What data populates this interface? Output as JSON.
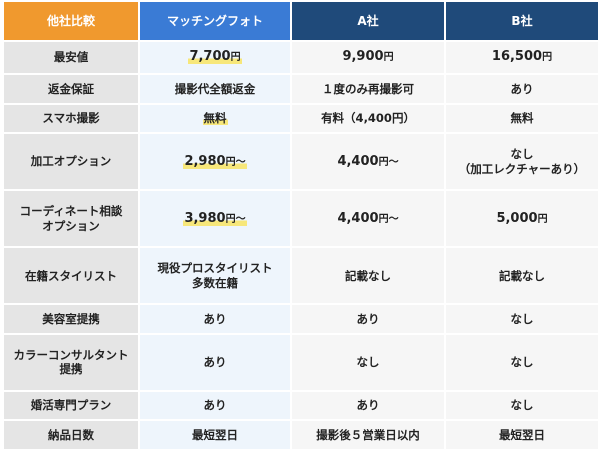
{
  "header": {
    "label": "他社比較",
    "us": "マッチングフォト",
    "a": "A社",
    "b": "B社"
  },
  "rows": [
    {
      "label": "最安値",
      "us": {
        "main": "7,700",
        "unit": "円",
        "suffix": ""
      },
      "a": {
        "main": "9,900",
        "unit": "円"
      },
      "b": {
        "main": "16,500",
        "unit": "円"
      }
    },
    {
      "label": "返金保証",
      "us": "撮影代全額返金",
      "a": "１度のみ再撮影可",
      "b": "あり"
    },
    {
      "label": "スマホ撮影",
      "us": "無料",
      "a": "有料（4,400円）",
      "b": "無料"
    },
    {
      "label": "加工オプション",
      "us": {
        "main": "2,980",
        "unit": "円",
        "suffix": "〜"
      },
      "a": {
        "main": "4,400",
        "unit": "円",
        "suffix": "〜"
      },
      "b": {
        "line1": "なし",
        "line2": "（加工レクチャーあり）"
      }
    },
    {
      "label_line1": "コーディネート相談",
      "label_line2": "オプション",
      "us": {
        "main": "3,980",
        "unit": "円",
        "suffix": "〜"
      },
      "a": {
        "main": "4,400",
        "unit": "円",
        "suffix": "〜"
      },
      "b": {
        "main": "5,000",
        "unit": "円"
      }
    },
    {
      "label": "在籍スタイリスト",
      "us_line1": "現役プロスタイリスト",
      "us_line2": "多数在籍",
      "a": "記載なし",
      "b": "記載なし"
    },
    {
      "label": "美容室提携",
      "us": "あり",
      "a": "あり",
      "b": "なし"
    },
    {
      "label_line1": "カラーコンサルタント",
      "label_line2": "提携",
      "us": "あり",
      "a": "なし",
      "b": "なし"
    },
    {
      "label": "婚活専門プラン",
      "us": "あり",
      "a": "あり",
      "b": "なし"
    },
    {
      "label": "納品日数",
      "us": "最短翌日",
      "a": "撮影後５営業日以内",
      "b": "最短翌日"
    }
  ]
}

****************************************

EXERCISE GOAL:
From the listing above, copy every line that includes the word "main".

EXERCISE RESPONSE:
        "main": "7,700",
        "main": "9,900",
        "main": "16,500",
        "main": "2,980",
        "main": "4,400",
        "main": "3,980",
        "main": "4,400",
        "main": "5,000",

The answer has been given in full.